## DATA
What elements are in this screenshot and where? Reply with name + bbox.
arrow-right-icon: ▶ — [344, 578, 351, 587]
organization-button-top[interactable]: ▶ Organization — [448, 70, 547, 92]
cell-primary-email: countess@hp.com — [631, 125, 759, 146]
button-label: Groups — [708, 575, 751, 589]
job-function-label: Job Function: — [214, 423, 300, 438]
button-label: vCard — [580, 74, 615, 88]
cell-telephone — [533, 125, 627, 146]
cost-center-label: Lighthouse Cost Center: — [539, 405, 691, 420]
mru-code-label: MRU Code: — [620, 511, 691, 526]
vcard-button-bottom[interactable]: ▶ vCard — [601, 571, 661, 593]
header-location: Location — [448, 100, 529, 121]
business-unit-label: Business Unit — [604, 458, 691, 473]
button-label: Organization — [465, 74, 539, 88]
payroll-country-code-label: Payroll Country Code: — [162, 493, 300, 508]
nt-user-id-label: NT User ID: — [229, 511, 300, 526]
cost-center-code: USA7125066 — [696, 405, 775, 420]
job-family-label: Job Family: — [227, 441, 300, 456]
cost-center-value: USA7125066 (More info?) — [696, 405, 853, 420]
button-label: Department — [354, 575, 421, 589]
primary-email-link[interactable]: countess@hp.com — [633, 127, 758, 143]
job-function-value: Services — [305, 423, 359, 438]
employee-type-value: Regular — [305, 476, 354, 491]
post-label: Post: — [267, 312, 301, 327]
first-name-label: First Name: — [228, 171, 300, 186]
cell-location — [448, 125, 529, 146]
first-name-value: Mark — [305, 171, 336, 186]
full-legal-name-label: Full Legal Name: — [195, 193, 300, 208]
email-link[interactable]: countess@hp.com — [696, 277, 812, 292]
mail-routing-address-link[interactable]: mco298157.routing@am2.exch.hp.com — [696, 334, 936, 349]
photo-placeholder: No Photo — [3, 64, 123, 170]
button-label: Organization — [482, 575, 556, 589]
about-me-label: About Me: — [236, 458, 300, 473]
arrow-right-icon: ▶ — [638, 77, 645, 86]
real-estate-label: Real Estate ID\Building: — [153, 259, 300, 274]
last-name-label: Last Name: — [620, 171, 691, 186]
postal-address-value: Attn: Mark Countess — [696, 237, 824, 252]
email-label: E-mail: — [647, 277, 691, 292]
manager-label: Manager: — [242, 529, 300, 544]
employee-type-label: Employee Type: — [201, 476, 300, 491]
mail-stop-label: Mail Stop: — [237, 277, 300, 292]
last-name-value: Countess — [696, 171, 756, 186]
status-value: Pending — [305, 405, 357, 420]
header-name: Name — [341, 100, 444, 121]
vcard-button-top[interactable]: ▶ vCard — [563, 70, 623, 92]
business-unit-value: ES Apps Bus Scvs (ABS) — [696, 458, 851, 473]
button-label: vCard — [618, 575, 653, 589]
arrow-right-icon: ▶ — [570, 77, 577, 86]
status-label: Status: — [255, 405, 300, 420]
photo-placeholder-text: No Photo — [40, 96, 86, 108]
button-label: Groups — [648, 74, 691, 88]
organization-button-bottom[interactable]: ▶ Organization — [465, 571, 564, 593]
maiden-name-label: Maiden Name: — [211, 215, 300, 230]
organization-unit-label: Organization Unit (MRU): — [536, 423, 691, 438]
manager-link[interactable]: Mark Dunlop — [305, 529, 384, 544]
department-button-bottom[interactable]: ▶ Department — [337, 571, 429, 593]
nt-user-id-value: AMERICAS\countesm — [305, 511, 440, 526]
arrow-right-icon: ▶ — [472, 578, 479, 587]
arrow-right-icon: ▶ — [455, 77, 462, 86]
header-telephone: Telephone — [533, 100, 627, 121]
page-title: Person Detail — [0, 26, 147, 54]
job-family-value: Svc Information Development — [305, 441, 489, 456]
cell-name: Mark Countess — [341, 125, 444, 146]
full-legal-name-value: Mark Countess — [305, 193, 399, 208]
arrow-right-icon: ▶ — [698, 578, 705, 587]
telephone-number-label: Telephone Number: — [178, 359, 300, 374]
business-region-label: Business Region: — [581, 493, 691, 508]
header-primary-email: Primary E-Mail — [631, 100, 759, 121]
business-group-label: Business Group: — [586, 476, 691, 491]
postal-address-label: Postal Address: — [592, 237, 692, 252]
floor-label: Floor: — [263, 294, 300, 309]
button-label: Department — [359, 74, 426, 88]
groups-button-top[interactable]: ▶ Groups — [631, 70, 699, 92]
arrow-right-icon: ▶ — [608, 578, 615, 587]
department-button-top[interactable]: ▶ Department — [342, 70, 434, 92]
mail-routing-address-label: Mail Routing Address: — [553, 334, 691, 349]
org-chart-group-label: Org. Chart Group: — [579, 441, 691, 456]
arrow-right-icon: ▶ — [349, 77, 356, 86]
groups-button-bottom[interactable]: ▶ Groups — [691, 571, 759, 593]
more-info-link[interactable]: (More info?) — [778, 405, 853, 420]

## EXERCISE INSTRUCTIONS
Present all of the lines above as a Markdown table with the columns Row and Line, numbering each line and skipping blank ones.

## RESPONSE TO THIS EXERCISE
| Row | Line |
|---|---|
| 1 | What elements are in this screenshot and where? Reply with name + bbox. |
| 2 | arrow-right-icon: ▶ — [344, 578, 351, 587] |
| 3 | organization-button-top[interactable]: ▶ Organization — [448, 70, 547, 92] |
| 4 | cell-primary-email: countess@hp.com — [631, 125, 759, 146] |
| 5 | button-label: Groups — [708, 575, 751, 589] |
| 6 | job-function-label: Job Function: — [214, 423, 300, 438] |
| 7 | button-label: vCard — [580, 74, 615, 88] |
| 8 | cell-telephone — [533, 125, 627, 146] |
| 9 | cost-center-label: Lighthouse Cost Center: — [539, 405, 691, 420] |
| 10 | mru-code-label: MRU Code: — [620, 511, 691, 526] |
| 11 | vcard-button-bottom[interactable]: ▶ vCard — [601, 571, 661, 593] |
| 12 | header-location: Location — [448, 100, 529, 121] |
| 13 | business-unit-label: Business Unit — [604, 458, 691, 473] |
| 14 | button-label: Organization — [465, 74, 539, 88] |
| 15 | payroll-country-code-label: Payroll Country Code: — [162, 493, 300, 508] |
| 16 | nt-user-id-label: NT User ID: — [229, 511, 300, 526] |
| 17 | cost-center-code: USA7125066 — [696, 405, 775, 420] |
| 18 | job-family-label: Job Family: — [227, 441, 300, 456] |
| 19 | cost-center-value: USA7125066 (More info?) — [696, 405, 853, 420] |
| 20 | button-label: Department — [354, 575, 421, 589] |
| 21 | primary-email-link[interactable]: countess@hp.com — [633, 127, 758, 143] |
| 22 | job-function-value: Services — [305, 423, 359, 438] |
| 23 | employee-type-value: Regular — [305, 476, 354, 491] |
| 24 | post-label: Post: — [267, 312, 301, 327] |
| 25 | first-name-label: First Name: — [228, 171, 300, 186] |
| 26 | cell-location — [448, 125, 529, 146] |
| 27 | first-name-value: Mark — [305, 171, 336, 186] |
| 28 | full-legal-name-label: Full Legal Name: — [195, 193, 300, 208] |
| 29 | email-link[interactable]: countess@hp.com — [696, 277, 812, 292] |
| 30 | mail-routing-address-link[interactable]: mco298157.routing@am2.exch.hp.com — [696, 334, 936, 349] |
| 31 | photo-placeholder: No Photo — [3, 64, 123, 170] |
| 32 | button-label: Organization — [482, 575, 556, 589] |
| 33 | about-me-label: About Me: — [236, 458, 300, 473] |
| 34 | arrow-right-icon: ▶ — [638, 77, 645, 86] |
| 35 | real-estate-label: Real Estate ID\Building: — [153, 259, 300, 274] |
| 36 | last-name-label: Last Name: — [620, 171, 691, 186] |
| 37 | postal-address-value: Attn: Mark Countess — [696, 237, 824, 252] |
| 38 | email-label: E-mail: — [647, 277, 691, 292] |
| 39 | manager-label: Manager: — [242, 529, 300, 544] |
| 40 | employee-type-label: Employee Type: — [201, 476, 300, 491] |
| 41 | mail-stop-label: Mail Stop: — [237, 277, 300, 292] |
| 42 | last-name-value: Countess — [696, 171, 756, 186] |
| 43 | status-value: Pending — [305, 405, 357, 420] |
| 44 | header-name: Name — [341, 100, 444, 121] |
| 45 | vcard-button-top[interactable]: ▶ vCard — [563, 70, 623, 92] |
| 46 | business-unit-value: ES Apps Bus Scvs (ABS) — [696, 458, 851, 473] |
| 47 | button-label: vCard — [618, 575, 653, 589] |
| 48 | arrow-right-icon: ▶ — [570, 77, 577, 86] |
| 49 | status-label: Status: — [255, 405, 300, 420] |
| 50 | photo-placeholder-text: No Photo — [40, 96, 86, 108] |
| 51 | button-label: Groups — [648, 74, 691, 88] |
| 52 | organization-button-bottom[interactable]: ▶ Organization — [465, 571, 564, 593] |
| 53 | maiden-name-label: Maiden Name: — [211, 215, 300, 230] |
| 54 | organization-unit-label: Organization Unit (MRU): — [536, 423, 691, 438] |
| 55 | manager-link[interactable]: Mark Dunlop — [305, 529, 384, 544] |
| 56 | department-button-bottom[interactable]: ▶ Department — [337, 571, 429, 593] |
| 57 | nt-user-id-value: AMERICAS\countesm — [305, 511, 440, 526] |
| 58 | arrow-right-icon: ▶ — [472, 578, 479, 587] |
| 59 | arrow-right-icon: ▶ — [455, 77, 462, 86] |
| 60 | header-telephone: Telephone — [533, 100, 627, 121] |
| 61 | page-title: Person Detail — [0, 26, 147, 54] |
| 62 | job-family-value: Svc Information Development — [305, 441, 489, 456] |
| 63 | cell-name: Mark Countess — [341, 125, 444, 146] |
| 64 | full-legal-name-value: Mark Countess — [305, 193, 399, 208] |
| 65 | arrow-right-icon: ▶ — [698, 578, 705, 587] |
| 66 | telephone-number-label: Telephone Number: — [178, 359, 300, 374] |
| 67 | business-region-label: Business Region: — [581, 493, 691, 508] |
| 68 | header-primary-email: Primary E-Mail — [631, 100, 759, 121] |
| 69 | business-group-label: Business Group: — [586, 476, 691, 491] |
| 70 | postal-address-label: Postal Address: — [592, 237, 692, 252] |
| 71 | floor-label: Floor: — [263, 294, 300, 309] |
| 72 | button-label: Department — [359, 74, 426, 88] |
| 73 | groups-button-top[interactable]: ▶ Groups — [631, 70, 699, 92] |
| 74 | arrow-right-icon: ▶ — [608, 578, 615, 587] |
| 75 | department-button-top[interactable]: ▶ Department — [342, 70, 434, 92] |
| 76 | mail-routing-address-label: Mail Routing Address: — [553, 334, 691, 349] |
| 77 | org-chart-group-label: Org. Chart Group: — [579, 441, 691, 456] |
| 78 | arrow-right-icon: ▶ — [349, 77, 356, 86] |
| 79 | groups-button-bottom[interactable]: ▶ Groups — [691, 571, 759, 593] |
| 80 | more-info-link[interactable]: (More info?) — [778, 405, 853, 420] |